═══ TEXT SECTION

These findings are not in themselves inherently problematic, although they derive from a deeply flawed methodology, to which I'll come below. What are deeply problematic are the conclusions drawn from them by the authors themselves, first, and by a range of journalists and music critics, second. My argument is that, in themselves, the measurements that the paper puts forward can basically be taken in good faith. However, since these measurements only take into account some elements of music on the one hand, and nothing of musical meaning and context on the other, the authors' attempt to build them into a grand narrative about pop music's evolving 'value' is shaky at best, and revealing of quite ugly cultural prejudices at worst.

 

Loud and homogenous pop?

 

The authors of the paper claim that they 'observe a number of trends in the evolution of contemporary popular music'. 'These point', they say, 'towards less variety in pitch transitions, towards a consistent homogenisation of the timbral palette, and towards louder and, in the end, potentially poorer volume dynamics'. As is their wont when confronted with apparently authoritative scientific 'data', journalists had a field day with the scientist's interpretations. Many used the paper's comparatively neutral conclusions as a springboard for a plethora of sweeping and condescending generalisations.

However, the Scientific Reports paper itself, and, consequently, many of the newspaper and web articles that reported its findings and conclusions with such misplaced ideological glee, suffers from two fundamental and fatal flaws.

══════

| TASKS TO PERFORM |
1. In the pop music critique, which trends do the paper's authors say they observed in contemporary popular music?
2. Write the next part of the pop music critique, picking up right after its last sentence.

═══ EXTRACTED INFORMATION

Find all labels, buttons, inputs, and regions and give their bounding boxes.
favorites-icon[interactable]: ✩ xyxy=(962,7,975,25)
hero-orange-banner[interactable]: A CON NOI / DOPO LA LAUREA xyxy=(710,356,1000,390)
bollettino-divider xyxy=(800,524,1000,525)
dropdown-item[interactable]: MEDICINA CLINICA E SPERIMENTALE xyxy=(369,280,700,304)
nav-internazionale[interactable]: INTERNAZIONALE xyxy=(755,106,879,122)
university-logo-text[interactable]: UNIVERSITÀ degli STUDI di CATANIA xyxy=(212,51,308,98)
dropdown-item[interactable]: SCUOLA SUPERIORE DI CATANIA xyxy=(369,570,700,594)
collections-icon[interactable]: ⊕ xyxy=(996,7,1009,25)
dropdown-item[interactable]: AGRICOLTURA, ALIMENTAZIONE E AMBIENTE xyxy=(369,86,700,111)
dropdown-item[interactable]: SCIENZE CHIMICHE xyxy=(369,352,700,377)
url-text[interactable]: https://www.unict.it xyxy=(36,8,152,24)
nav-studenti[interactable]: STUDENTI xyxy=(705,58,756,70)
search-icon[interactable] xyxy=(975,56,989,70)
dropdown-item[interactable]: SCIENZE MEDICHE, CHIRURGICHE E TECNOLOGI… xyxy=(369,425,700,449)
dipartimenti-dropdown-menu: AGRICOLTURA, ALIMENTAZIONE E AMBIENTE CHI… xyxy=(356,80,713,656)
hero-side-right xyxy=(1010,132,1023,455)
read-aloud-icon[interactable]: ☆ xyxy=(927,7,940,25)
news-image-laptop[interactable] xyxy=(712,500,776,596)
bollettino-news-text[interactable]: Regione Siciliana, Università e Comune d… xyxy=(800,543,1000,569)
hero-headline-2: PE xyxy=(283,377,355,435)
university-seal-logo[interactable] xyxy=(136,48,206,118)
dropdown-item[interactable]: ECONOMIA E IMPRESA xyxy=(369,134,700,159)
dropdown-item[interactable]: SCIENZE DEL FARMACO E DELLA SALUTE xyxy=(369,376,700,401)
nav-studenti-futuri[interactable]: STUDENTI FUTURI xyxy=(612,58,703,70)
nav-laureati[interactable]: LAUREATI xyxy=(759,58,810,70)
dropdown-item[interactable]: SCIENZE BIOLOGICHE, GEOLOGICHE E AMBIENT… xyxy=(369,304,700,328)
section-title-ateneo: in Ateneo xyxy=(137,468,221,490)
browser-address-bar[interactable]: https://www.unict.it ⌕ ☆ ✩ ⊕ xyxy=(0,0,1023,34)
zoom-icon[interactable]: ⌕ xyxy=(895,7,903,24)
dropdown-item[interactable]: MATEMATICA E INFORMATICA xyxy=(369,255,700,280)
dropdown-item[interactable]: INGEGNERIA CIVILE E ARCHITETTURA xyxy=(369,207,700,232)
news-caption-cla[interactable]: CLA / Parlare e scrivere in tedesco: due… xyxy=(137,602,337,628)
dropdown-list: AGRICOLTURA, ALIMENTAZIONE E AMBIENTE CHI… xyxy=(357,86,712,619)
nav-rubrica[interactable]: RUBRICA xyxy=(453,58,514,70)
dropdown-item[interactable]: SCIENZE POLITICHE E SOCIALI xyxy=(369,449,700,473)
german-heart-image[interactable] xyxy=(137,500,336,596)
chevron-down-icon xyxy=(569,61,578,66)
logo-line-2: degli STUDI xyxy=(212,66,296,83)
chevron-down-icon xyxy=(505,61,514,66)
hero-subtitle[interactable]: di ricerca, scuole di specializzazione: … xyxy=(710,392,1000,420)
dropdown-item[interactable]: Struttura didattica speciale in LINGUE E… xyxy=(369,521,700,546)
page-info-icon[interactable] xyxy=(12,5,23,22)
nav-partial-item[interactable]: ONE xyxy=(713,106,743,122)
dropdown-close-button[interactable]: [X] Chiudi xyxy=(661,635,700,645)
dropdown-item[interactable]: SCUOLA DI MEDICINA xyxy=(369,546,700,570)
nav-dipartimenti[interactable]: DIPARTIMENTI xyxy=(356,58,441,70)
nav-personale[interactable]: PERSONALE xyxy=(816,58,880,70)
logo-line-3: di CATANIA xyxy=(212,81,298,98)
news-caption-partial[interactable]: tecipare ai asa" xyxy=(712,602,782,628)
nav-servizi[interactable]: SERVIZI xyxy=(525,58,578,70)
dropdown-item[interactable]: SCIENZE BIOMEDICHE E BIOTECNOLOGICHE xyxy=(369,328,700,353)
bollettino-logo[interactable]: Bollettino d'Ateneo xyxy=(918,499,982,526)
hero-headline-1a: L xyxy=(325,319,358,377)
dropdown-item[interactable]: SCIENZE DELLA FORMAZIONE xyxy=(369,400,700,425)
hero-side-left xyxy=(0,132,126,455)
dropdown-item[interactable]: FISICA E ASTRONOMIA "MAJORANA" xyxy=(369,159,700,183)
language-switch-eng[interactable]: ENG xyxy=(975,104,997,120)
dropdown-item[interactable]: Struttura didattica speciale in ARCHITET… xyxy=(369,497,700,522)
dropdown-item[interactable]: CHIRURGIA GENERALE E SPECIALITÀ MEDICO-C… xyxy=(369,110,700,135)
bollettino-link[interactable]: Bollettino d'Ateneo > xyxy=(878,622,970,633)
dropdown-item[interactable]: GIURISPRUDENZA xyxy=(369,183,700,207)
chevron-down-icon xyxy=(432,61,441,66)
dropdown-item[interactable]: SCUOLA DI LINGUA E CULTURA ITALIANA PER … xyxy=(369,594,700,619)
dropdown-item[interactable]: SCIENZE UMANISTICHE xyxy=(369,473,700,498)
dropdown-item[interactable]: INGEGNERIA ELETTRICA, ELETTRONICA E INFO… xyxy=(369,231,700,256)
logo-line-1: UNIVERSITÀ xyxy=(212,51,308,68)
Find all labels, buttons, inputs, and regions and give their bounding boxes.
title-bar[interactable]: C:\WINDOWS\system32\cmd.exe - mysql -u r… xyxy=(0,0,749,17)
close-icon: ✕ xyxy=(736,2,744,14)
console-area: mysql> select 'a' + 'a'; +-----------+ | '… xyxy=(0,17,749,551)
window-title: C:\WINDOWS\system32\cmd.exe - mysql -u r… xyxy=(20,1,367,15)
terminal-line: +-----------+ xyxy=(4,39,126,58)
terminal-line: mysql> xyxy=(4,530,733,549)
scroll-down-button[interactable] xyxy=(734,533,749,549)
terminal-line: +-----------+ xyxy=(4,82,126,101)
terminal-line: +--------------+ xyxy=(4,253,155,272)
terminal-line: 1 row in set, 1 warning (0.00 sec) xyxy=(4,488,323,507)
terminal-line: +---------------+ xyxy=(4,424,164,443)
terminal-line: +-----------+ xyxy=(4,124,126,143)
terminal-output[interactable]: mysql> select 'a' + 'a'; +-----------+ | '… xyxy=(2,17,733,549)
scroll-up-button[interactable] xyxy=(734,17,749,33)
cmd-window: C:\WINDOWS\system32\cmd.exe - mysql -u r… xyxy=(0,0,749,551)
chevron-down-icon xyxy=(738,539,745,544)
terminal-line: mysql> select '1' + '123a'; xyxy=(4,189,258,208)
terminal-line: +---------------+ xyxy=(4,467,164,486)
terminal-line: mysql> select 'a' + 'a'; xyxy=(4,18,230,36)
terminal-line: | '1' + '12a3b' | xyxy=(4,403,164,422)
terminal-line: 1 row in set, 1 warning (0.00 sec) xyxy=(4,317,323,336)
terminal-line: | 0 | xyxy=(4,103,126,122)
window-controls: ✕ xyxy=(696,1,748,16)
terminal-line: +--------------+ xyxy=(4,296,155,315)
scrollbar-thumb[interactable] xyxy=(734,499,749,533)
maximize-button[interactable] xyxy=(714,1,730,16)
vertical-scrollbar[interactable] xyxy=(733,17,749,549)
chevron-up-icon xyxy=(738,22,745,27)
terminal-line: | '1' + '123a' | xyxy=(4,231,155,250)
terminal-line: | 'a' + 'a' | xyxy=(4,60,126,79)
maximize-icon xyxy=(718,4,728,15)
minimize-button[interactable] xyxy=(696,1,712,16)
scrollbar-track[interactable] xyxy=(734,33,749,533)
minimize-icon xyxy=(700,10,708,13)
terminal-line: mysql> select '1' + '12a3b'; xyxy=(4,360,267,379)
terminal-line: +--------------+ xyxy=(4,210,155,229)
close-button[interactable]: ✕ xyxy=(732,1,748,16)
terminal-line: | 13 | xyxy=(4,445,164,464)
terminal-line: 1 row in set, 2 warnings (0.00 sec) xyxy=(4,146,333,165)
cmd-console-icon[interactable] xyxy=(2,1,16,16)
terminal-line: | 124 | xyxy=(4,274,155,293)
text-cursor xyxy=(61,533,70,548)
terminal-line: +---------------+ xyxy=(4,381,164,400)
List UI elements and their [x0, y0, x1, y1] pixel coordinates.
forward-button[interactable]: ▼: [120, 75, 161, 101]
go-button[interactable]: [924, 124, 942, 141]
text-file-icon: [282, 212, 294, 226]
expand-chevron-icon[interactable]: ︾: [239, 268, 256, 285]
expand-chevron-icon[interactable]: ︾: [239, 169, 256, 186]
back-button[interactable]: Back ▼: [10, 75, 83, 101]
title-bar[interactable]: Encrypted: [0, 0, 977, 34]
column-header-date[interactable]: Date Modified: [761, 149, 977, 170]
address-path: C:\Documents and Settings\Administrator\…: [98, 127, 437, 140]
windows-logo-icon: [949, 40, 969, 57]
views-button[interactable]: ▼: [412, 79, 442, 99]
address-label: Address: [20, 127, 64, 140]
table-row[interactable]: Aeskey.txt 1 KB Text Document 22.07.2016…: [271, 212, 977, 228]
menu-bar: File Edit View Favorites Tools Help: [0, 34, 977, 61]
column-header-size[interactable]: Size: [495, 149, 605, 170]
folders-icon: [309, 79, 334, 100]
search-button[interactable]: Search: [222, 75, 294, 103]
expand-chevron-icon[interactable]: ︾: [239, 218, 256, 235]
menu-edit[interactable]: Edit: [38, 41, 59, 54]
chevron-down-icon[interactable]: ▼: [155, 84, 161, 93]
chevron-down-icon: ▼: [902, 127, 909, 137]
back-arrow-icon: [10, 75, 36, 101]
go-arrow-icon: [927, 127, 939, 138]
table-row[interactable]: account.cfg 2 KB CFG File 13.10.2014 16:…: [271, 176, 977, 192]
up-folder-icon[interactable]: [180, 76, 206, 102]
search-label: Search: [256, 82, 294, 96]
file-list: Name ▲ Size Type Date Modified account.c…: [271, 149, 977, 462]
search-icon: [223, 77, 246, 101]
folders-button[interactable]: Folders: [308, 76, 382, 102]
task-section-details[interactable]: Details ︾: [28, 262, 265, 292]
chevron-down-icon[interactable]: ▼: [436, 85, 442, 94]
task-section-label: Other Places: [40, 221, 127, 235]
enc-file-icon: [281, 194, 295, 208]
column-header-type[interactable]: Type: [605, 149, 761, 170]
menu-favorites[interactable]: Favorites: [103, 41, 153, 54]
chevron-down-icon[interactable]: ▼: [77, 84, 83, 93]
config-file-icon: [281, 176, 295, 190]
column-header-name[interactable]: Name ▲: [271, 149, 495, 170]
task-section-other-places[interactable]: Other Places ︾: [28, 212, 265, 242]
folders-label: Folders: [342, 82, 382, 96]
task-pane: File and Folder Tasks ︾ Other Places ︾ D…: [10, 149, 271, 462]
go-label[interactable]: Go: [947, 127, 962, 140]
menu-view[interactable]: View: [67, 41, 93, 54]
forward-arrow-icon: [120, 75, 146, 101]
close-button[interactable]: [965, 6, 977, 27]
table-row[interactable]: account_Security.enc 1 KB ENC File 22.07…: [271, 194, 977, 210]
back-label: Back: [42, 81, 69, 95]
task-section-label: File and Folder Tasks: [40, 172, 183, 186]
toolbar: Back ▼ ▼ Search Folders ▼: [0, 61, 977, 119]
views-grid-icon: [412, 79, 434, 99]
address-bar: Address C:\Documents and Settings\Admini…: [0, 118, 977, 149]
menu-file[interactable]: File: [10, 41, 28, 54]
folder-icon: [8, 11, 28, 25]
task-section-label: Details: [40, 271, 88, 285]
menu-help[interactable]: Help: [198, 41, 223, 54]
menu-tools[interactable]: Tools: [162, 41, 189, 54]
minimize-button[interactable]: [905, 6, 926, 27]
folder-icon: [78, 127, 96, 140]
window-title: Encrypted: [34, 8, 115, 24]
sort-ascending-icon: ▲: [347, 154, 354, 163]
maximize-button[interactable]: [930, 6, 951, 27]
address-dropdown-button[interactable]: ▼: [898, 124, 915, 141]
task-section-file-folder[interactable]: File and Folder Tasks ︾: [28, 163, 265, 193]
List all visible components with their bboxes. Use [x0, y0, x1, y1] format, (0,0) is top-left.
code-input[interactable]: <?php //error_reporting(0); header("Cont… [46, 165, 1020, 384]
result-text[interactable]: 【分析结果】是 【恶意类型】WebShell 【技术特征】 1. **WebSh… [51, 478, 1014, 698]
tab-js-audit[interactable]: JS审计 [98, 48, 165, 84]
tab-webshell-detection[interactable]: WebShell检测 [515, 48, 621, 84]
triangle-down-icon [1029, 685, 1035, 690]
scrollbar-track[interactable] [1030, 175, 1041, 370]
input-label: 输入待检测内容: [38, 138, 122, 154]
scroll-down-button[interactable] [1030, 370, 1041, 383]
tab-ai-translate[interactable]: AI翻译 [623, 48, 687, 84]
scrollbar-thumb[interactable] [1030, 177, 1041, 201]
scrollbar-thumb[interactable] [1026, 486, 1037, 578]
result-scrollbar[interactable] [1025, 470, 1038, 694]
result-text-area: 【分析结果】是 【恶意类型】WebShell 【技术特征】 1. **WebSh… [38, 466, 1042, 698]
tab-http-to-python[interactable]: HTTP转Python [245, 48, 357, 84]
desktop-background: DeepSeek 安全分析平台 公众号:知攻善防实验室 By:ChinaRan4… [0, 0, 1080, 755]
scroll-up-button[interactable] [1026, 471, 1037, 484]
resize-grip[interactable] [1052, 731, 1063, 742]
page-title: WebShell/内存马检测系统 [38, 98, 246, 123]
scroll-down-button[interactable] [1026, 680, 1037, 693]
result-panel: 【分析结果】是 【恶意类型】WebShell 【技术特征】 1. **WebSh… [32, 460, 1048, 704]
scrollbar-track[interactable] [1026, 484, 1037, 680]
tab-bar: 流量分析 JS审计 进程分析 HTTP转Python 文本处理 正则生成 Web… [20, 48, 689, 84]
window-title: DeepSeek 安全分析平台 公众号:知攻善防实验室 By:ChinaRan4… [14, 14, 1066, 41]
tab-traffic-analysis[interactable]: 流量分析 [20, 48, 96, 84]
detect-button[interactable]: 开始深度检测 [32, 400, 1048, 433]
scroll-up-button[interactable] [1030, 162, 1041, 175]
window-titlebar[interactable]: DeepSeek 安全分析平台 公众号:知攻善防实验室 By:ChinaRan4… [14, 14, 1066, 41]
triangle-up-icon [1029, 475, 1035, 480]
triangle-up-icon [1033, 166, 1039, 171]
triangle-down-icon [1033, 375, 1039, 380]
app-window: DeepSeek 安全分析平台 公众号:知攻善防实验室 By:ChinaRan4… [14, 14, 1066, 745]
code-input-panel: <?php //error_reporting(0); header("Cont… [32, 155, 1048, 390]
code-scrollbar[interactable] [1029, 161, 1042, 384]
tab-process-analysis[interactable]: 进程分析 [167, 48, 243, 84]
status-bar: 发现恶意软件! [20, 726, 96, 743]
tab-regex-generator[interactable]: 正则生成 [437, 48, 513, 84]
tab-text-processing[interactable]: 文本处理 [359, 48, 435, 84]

══════

| SOLVED TASKS |
1. Less variety in pitch transitions, a steady homogenization of the timbral palette, and louder, possibly poorer volume dynamics.

2.
 

First, the paper's analytical framework is inadequate. Its claims to authority are hampered by the absence from its supposedly representative dataset of one of the key elements of music, rhythm, whether that be harmonic rhythm, timbral rhythm, melodic rhythm, or the mensural rhythms of tempo and metre. Although the paper uses 'the temporal resolution of the beat' to aid 'discretisation' of its musical facets, the word 'rhythm' does not appear once in an article aspiring to answer questions about the inner nature of musical discourse and musical evolution.

 

Similarly, since we are dealing with popular music, the absence of language from the sample frame, such as that contained in titles, lyrics, slogans or other pertinent materials, is just as deleterious. Finally, harmony is also ignored to a significant degree, since although the paper focuses on timbre and pitch, precise heirarchisations of pitch, such as chord voicings or layering of the musical texture in order to articulate bass, harmony and melody, are excluded from the analysis. Horizontal or consecutive pitch relationships are elevated over vertical or simultaneous ones.

 

A constituent issue of this first fundamental flaw, deriving more from the paper's methodology than its sample frame, relates to the fact that the authors isolate and thus absolutise various musical 'facets' (timbre, pitch and loudness). These 'facets', in themselves, have little business being isolated, since they gain meaning from various contexts; musical, social, cultural or otherwise. An abstracted set of pitches means little besides itself when considered separately from timbre, rhythm, phrasing, use of technology, language and other technical and expressive 'ingredients' of music. Although many valid and valuable analyses have been carried out under precisely this sort of isolationist rubric, the key point is that specific findings about pitch should not be extrapolated into generalised propositions about how music works; data about pitch organisation are just that, and are not in themselves anything more. The analytical framework of the paper thus pivots on the fallacy of misplaced concreteness, where constituent elements of music are seen as more distinct than they really are.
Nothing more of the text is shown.